To be done – State how many lines contain the string "ทำการศ", and write nothing else.

:::

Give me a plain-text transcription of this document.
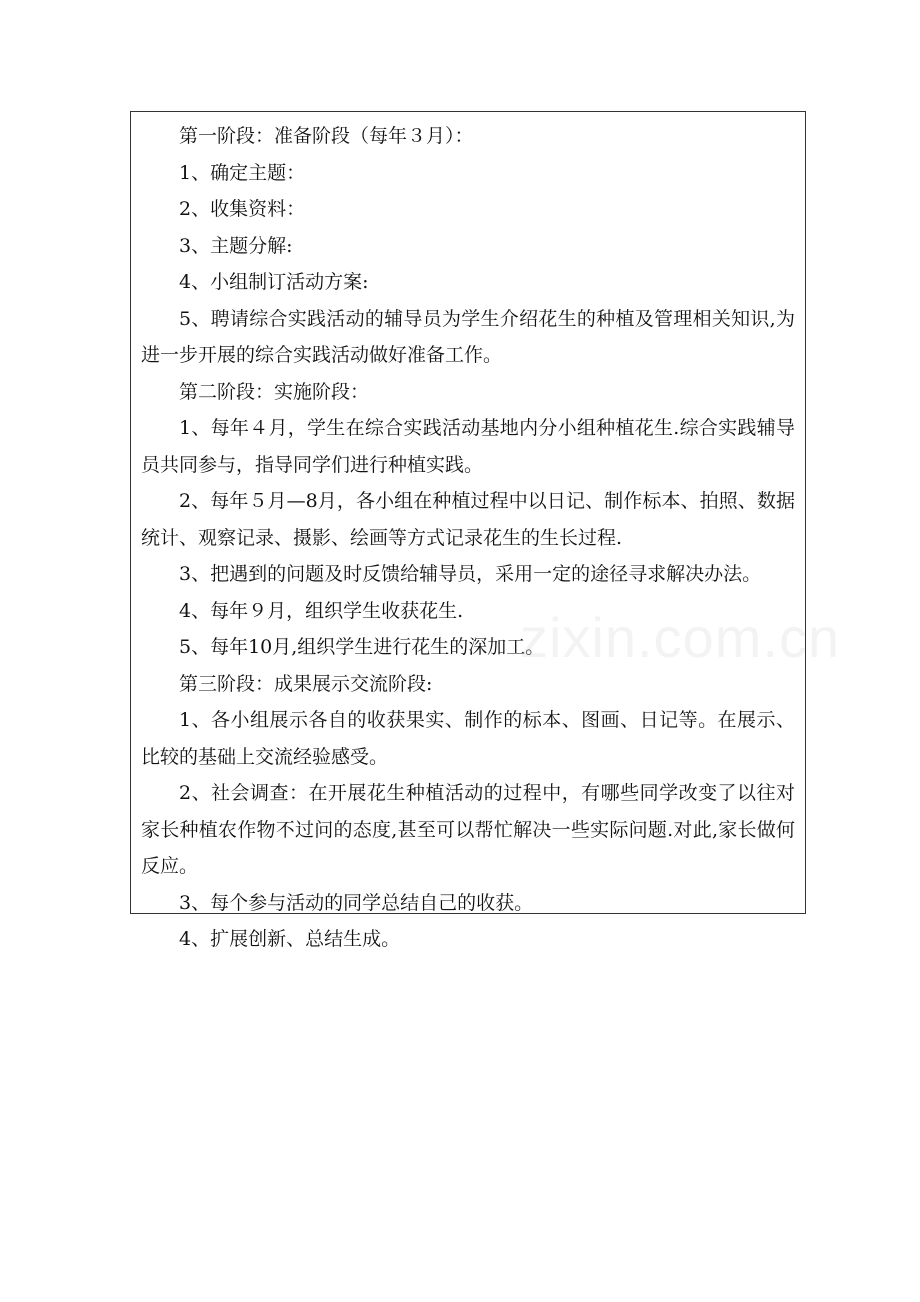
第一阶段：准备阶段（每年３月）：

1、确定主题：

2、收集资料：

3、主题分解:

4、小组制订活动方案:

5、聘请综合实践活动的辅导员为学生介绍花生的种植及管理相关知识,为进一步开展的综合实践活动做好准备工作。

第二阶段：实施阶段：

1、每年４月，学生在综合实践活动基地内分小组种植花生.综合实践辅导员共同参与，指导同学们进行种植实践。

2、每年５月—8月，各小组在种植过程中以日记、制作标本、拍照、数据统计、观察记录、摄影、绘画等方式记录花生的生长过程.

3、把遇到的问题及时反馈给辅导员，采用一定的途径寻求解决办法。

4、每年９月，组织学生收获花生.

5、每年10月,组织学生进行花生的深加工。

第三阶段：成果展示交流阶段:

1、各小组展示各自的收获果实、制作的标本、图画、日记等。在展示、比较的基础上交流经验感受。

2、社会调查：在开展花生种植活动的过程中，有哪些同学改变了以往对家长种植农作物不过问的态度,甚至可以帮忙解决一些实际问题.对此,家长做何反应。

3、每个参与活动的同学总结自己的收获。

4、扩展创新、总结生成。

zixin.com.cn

:::

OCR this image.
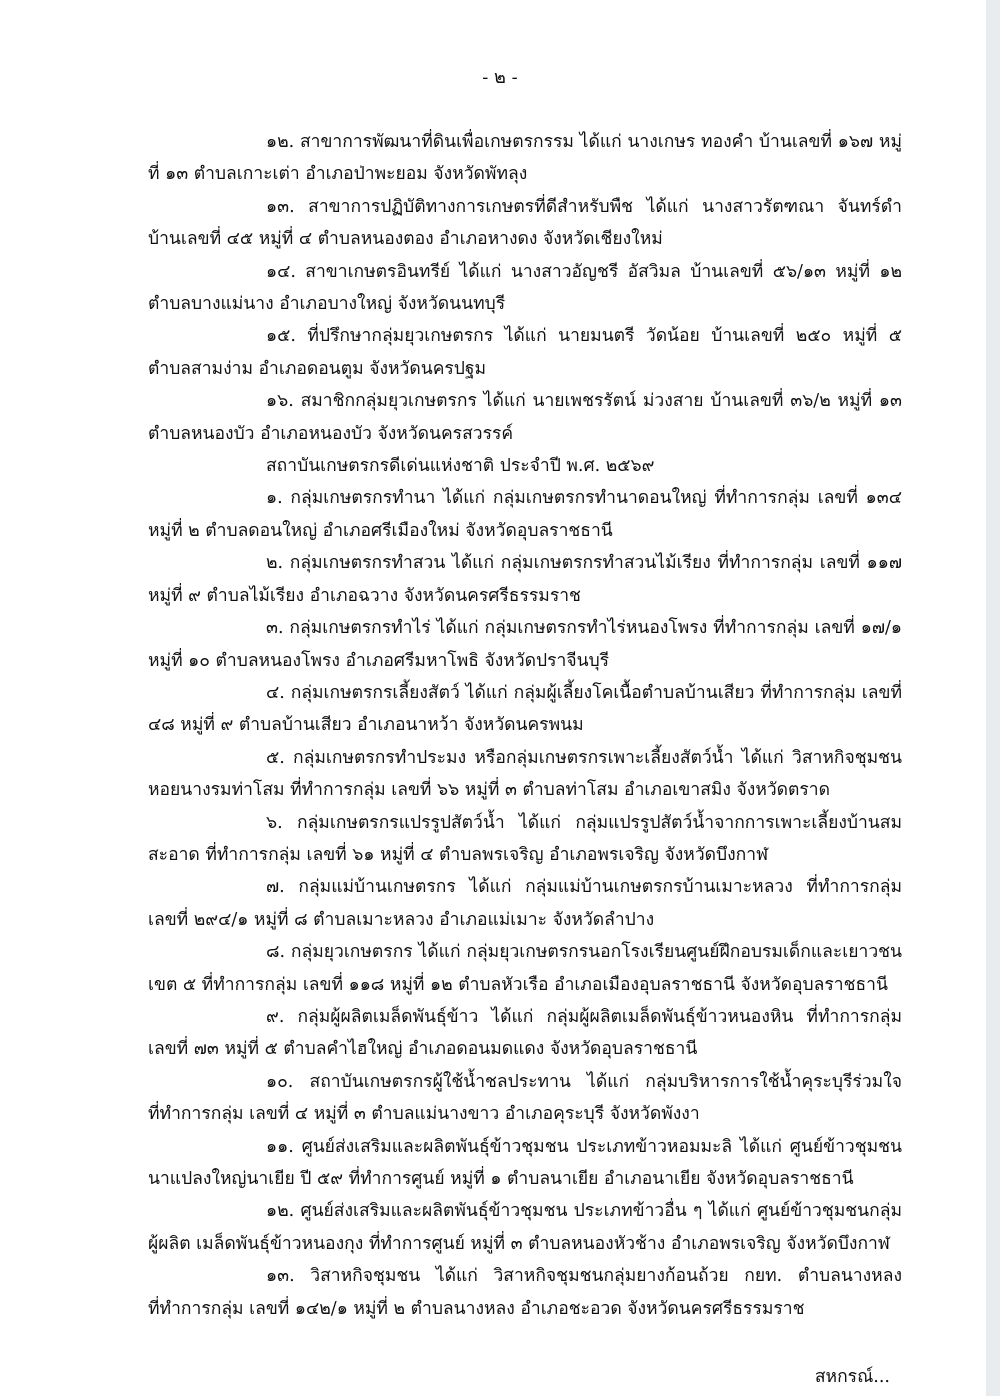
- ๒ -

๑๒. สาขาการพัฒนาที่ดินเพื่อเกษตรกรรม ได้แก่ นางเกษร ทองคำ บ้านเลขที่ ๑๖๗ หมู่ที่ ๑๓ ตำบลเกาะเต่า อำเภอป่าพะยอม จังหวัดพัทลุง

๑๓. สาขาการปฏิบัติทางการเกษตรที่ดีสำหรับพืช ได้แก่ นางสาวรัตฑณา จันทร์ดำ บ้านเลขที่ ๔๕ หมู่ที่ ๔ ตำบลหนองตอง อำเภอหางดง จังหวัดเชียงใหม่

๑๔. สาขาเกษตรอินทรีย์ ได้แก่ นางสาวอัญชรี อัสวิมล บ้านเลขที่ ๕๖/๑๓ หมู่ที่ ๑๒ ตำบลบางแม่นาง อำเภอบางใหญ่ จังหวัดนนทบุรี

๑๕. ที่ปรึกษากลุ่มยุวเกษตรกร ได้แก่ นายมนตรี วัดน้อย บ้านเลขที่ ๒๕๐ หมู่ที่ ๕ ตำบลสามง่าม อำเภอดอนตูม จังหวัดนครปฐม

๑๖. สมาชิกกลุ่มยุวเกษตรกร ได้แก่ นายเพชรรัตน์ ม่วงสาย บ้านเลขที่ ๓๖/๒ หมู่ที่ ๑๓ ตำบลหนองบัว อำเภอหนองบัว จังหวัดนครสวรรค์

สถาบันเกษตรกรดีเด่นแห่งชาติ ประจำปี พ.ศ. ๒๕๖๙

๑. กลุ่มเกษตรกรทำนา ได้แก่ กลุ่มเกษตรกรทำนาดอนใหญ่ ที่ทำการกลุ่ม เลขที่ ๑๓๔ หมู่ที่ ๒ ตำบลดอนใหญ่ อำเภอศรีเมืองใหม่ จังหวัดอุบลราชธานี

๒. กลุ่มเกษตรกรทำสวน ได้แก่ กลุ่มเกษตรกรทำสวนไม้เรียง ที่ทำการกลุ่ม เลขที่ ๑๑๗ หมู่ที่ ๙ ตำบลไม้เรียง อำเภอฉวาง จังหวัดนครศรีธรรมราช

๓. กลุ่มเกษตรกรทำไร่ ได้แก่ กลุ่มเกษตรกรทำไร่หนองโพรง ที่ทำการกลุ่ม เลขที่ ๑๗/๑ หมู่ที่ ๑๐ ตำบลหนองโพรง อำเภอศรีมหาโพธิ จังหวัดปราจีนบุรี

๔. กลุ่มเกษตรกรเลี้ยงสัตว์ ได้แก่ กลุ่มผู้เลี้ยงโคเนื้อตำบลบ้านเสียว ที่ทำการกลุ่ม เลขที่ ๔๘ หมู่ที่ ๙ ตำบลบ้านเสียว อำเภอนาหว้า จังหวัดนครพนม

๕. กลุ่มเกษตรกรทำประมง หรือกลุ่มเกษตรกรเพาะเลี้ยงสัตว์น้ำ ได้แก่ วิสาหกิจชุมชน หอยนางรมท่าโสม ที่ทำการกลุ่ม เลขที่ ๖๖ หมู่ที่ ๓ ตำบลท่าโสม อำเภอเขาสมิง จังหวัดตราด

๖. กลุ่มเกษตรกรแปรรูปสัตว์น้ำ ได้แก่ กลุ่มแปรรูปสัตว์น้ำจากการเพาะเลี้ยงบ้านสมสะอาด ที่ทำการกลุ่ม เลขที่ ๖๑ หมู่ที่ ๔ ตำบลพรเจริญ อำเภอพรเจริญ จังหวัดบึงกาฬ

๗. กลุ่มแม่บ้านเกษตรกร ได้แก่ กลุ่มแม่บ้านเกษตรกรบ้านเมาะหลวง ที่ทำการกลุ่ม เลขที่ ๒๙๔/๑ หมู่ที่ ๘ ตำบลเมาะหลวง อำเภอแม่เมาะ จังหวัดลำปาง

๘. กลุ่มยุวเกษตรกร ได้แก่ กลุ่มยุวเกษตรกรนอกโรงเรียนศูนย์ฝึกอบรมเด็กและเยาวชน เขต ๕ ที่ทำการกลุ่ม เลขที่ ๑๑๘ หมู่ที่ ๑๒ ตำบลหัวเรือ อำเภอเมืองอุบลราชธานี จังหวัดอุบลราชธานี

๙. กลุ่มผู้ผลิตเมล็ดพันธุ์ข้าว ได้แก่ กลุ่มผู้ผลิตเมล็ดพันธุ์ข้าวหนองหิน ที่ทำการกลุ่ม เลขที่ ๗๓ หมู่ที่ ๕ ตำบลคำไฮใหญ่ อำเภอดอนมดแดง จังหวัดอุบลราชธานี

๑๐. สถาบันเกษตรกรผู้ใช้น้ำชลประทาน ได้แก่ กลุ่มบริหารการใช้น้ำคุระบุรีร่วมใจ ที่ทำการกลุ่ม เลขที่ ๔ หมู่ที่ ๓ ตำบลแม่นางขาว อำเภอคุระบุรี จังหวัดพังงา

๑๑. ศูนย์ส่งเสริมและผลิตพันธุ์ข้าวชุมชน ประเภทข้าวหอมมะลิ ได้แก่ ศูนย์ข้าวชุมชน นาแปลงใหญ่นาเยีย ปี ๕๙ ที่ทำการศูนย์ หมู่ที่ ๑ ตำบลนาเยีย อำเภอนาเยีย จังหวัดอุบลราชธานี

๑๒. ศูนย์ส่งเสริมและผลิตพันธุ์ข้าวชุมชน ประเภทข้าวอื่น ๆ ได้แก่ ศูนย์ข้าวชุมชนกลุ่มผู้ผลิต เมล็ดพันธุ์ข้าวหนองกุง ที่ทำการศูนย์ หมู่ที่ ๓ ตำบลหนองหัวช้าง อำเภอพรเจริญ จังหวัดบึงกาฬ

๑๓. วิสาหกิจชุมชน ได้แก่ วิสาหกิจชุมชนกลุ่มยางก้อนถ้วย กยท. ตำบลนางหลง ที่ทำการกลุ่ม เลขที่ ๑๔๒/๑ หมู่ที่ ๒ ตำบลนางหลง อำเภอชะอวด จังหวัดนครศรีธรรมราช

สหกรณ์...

:::

Expected output – 2